As Oliver pointed out offline, I only have posted half of the patch...

Here is the whole thing below.

Thanks,

	M.

diff --git a/arch/arm64/include/asm/kvm_host.h b/arch/arm64/include/asm/kvm_host.h
index 93c541111dea..fb875c5c0347 100644
--- a/arch/arm64/include/asm/kvm_host.h
+++ b/arch/arm64/include/asm/kvm_host.h
@@ -49,6 +49,7 @@
 #define KVM_REQ_RELOAD_GICv4	KVM_ARCH_REQ(4)
 #define KVM_REQ_RELOAD_PMU	KVM_ARCH_REQ(5)
 #define KVM_REQ_SUSPEND		KVM_ARCH_REQ(6)
+#define KVM_REQ_RELOAD_GUEST_PMU_EVENTS	KVM_ARCH_REQ(7)
 
 #define KVM_DIRTY_LOG_MANUAL_CAPS   (KVM_DIRTY_LOG_MANUAL_PROTECT_ENABLE | \
 				     KVM_DIRTY_LOG_INITIALLY_SET)
diff --git a/arch/arm64/kvm/arm.c b/arch/arm64/kvm/arm.c
index 8b51570a76f8..b40db24f1f0b 100644
--- a/arch/arm64/kvm/arm.c
+++ b/arch/arm64/kvm/arm.c
@@ -804,6 +804,9 @@ static int check_vcpu_requests(struct kvm_vcpu *vcpu)
 			kvm_pmu_handle_pmcr(vcpu,
 					    __vcpu_sys_reg(vcpu, PMCR_EL0));
 
+		if (kvm_check_request(KVM_REQ_RELOAD_GUEST_PMU_EVENTS, vcpu))
+			kvm_vcpu_pmu_restore_guest(vcpu);
+
 		if (kvm_check_request(KVM_REQ_SUSPEND, vcpu))
 			return kvm_vcpu_suspend(vcpu);
 
diff --git a/arch/arm64/kvm/pmu.c b/arch/arm64/kvm/pmu.c
index 121f1a14c829..7bd1facc8f15 100644
--- a/arch/arm64/kvm/pmu.c
+++ b/arch/arm64/kvm/pmu.c
@@ -236,3 +236,17 @@ bool kvm_set_pmuserenr(u64 val)
 	ctxt_sys_reg(hctxt, PMUSERENR_EL0) = val;
 	return true;
 }
+
+void kvm_resync_guest_context(void)
+{
+	struct kvm_vcpu *vcpu;
+
+	if (!kvm_arm_support_pmu_v3() || !has_vhe())
+		return;
+
+	vcpu = kvm_get_running_vcpu();
+	if (!vcpu)
+		return;
+
+	kvm_make_request(KVM_REQ_RELOAD_GUEST_PMU_EVENTS, vcpu);
+}
diff --git a/drivers/perf/arm_pmuv3.c b/drivers/perf/arm_pmuv3.c
index 08b3a1bf0ef6..7012de417092 100644
--- a/drivers/perf/arm_pmuv3.c
+++ b/drivers/perf/arm_pmuv3.c
@@ -772,6 +772,9 @@ static void armv8pmu_start(struct arm_pmu *cpu_pmu)
 
 	/* Enable all counters */
 	armv8pmu_pmcr_write(armv8pmu_pmcr_read() | ARMV8_PMU_PMCR_E);
+
+	if (in_interrupt())

§ Short exercise 1: Summarize the patch message in two sentences.

§ Input rows:
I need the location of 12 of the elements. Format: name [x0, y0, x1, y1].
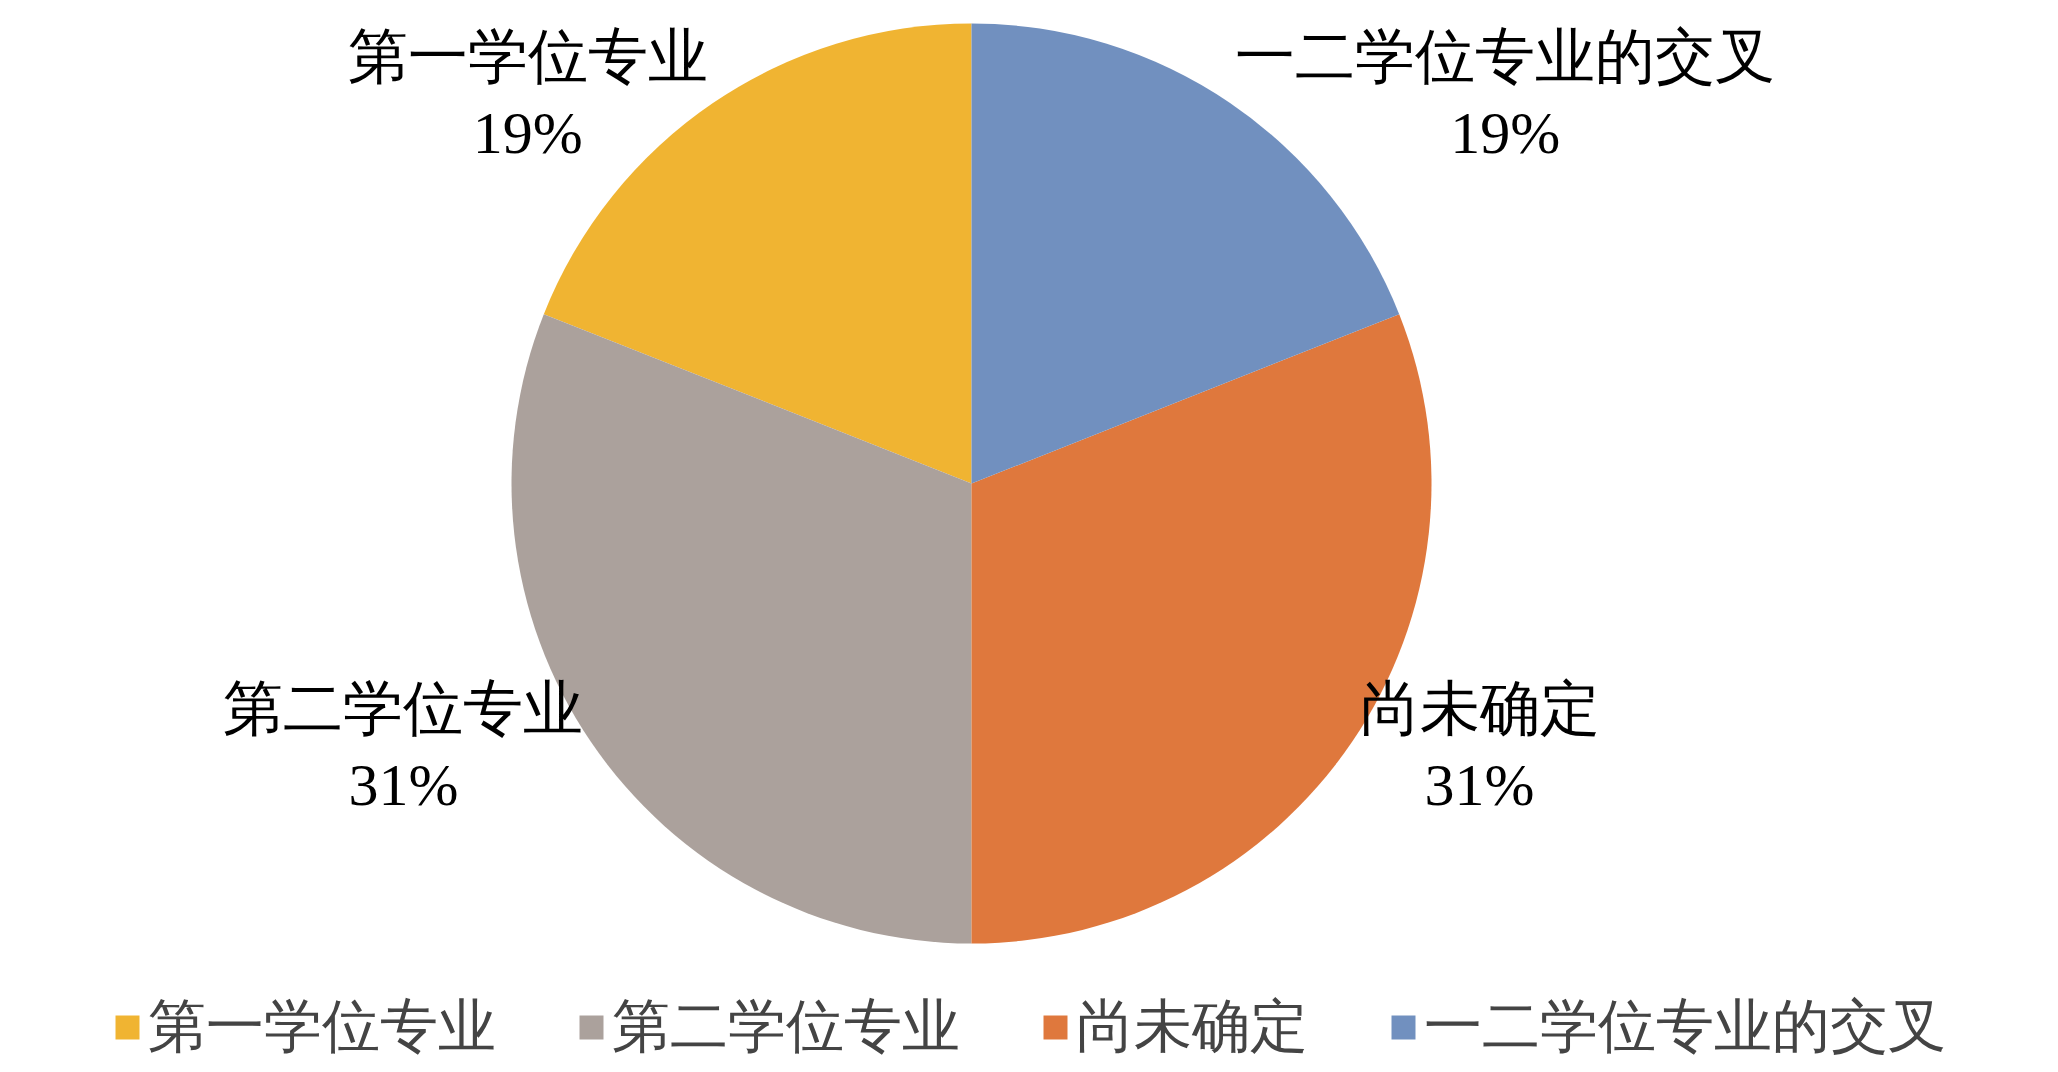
slice-label: 一二学位专业的交叉: [1235, 24, 1776, 91]
legend-label: 一二学位专业的交叉: [1424, 993, 1946, 1061]
legend-label: 第一学位专业: [148, 993, 496, 1061]
legend-label: 第二学位专业: [612, 993, 960, 1061]
data-label: 19%: [472, 100, 583, 167]
slice-label: 尚未确定: [1359, 676, 1600, 743]
data-label: 19%: [1450, 100, 1561, 167]
legend-label: 尚未确定: [1076, 993, 1308, 1061]
slice-label: 第二学位专业: [223, 676, 584, 743]
data-label: 31%: [348, 752, 459, 819]
data-label: 31%: [1424, 752, 1535, 819]
slice-label: 第一学位专业: [347, 24, 708, 91]
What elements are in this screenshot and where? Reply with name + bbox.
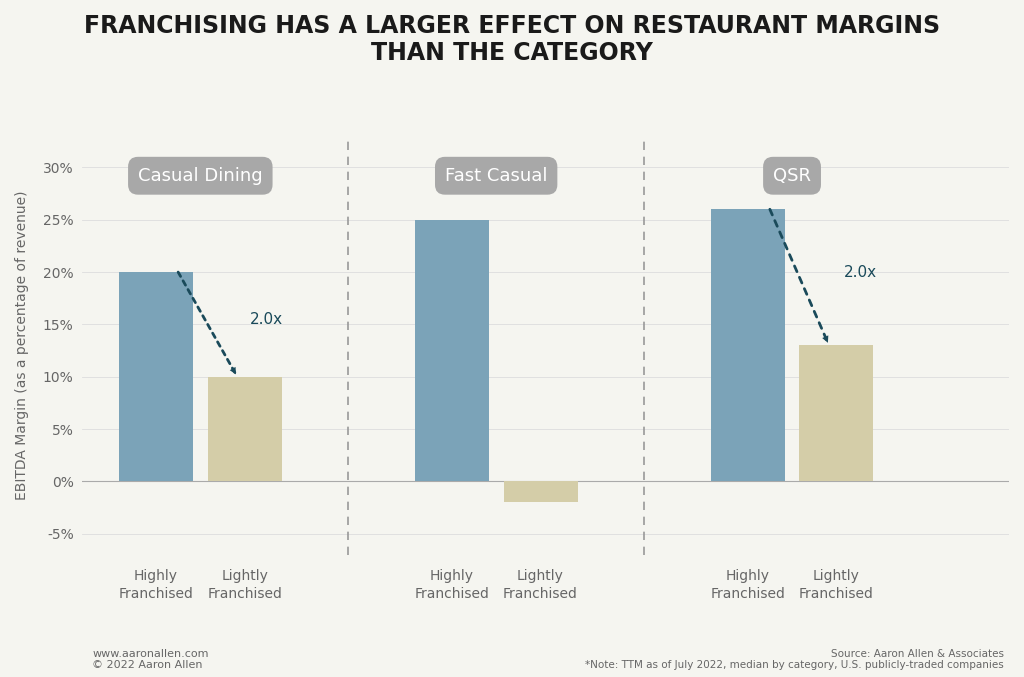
Text: 2.0x: 2.0x	[845, 265, 878, 280]
Text: Casual Dining: Casual Dining	[138, 167, 262, 185]
Bar	[711, 209, 784, 481]
Bar	[208, 377, 282, 481]
Text: www.aaronallen.com
© 2022 Aaron Allen: www.aaronallen.com © 2022 Aaron Allen	[92, 649, 209, 670]
Text: 2.0x: 2.0x	[250, 311, 283, 327]
Text: Fast Casual: Fast Casual	[444, 167, 548, 185]
Bar	[415, 220, 488, 481]
Text: QSR: QSR	[773, 167, 811, 185]
Bar	[800, 345, 873, 481]
Y-axis label: EBITDA Margin (as a percentage of revenue): EBITDA Margin (as a percentage of revenu…	[15, 191, 29, 500]
Text: FRANCHISING HAS A LARGER EFFECT ON RESTAURANT MARGINS
THAN THE CATEGORY: FRANCHISING HAS A LARGER EFFECT ON RESTA…	[84, 14, 940, 66]
Bar	[119, 272, 193, 481]
Text: Source: Aaron Allen & Associates
*Note: TTM as of July 2022, median by category,: Source: Aaron Allen & Associates *Note: …	[585, 649, 1004, 670]
Bar	[504, 481, 578, 502]
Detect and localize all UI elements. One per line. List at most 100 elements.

§ Short exercise 2: In the records, begin at the line that has "265, 878, 280]" and stop after the line that has "311, 283, 327]". Rewrite those lines with "Bar" changed to "Column" and everything else left the same.

§ Result 1: The author says only half of the patch had been posted before and now provides the whole thing. The patch adds a KVM_REQ_RELOAD_GUEST_PMU_EVENTS request, which check_vcpu_requests handles by calling kvm_vcpu_pmu_restore_guest, and a kvm_resync_guest_context function that makes this request for the running vcpu unless PMUv3 support or VHE is missing or no vcpu is running.

§ Result 2:
Text: 2.0x: 2.0x	[845, 265, 878, 280]
Text: Casual Dining: Casual Dining	[138, 167, 262, 185]
Column	[711, 209, 784, 481]
Column	[208, 377, 282, 481]
Text: www.aaronallen.com
© 2022 Aaron Allen: www.aaronallen.com © 2022 Aaron Allen	[92, 649, 209, 670]
Text: 2.0x: 2.0x	[250, 311, 283, 327]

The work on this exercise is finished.